● **Work to do**: Count every line below that contains "一般或良好", then state the total with no other output.

● **Supplied material**:
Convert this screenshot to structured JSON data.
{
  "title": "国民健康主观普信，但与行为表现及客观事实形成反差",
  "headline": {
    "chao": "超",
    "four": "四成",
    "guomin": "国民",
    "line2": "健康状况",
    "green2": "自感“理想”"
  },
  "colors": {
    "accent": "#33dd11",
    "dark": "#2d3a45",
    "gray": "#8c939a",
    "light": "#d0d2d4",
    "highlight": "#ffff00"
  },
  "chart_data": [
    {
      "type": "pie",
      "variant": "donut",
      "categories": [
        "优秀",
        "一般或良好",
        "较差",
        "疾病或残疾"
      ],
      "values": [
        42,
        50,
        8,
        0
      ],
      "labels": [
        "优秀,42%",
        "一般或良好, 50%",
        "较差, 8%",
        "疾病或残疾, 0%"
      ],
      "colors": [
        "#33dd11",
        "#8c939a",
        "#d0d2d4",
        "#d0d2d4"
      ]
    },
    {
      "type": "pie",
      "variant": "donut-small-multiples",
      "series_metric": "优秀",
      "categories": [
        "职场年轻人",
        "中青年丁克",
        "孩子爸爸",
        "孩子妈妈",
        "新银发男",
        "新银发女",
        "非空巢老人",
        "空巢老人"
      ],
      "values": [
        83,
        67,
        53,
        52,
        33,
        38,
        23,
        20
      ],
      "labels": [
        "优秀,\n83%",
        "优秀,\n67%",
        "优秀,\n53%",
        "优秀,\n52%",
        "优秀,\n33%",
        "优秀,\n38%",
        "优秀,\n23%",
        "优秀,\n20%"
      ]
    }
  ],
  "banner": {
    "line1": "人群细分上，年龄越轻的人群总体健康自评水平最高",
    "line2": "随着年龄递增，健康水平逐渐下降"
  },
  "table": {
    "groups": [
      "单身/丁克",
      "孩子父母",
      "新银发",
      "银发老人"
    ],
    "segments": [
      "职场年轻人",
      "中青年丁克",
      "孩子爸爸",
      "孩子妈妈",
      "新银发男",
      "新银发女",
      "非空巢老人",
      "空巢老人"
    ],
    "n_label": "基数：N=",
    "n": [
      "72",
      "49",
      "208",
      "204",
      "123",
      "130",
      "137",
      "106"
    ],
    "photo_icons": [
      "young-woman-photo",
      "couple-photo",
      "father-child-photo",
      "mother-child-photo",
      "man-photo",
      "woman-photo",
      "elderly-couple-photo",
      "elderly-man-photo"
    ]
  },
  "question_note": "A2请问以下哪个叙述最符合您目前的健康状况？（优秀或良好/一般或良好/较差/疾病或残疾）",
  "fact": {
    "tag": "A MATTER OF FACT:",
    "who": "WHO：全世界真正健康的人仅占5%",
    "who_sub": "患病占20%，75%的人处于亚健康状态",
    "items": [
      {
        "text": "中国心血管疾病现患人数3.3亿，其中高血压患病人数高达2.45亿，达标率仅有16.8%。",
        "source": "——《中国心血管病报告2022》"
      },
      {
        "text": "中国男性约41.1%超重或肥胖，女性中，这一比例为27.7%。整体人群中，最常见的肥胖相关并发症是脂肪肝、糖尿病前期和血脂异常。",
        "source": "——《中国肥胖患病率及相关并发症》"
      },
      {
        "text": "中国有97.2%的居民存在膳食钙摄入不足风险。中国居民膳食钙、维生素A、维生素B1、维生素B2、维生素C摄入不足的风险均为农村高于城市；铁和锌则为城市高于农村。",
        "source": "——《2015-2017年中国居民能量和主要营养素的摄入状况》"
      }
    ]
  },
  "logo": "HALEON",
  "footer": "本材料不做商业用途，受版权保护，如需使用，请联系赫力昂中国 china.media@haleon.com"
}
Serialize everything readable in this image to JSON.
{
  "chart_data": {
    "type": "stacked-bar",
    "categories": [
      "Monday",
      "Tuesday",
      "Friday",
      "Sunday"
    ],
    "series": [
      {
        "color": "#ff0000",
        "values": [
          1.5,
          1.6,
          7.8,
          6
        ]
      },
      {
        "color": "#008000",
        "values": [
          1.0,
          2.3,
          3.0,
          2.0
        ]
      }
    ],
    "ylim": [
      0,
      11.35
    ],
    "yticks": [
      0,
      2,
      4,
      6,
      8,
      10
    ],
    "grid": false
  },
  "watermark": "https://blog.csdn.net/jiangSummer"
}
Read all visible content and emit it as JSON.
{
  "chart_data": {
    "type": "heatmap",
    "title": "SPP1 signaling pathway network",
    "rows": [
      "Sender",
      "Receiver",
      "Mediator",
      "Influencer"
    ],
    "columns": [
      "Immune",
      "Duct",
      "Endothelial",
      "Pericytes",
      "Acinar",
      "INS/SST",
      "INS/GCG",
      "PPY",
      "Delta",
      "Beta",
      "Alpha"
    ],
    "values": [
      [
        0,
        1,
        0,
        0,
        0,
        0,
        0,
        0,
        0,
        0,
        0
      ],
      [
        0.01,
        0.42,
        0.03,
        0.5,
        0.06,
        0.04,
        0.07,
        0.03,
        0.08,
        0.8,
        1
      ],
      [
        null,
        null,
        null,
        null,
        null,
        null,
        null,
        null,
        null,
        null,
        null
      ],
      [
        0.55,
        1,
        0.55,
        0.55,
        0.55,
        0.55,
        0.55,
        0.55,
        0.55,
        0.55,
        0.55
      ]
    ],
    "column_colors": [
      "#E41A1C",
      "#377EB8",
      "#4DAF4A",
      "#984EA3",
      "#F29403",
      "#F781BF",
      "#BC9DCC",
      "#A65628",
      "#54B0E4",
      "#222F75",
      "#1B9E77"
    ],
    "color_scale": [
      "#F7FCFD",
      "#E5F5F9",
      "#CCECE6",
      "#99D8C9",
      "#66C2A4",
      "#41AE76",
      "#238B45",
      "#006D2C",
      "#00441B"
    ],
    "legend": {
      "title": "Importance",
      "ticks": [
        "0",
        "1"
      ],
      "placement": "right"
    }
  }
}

● **Exercise result**: 3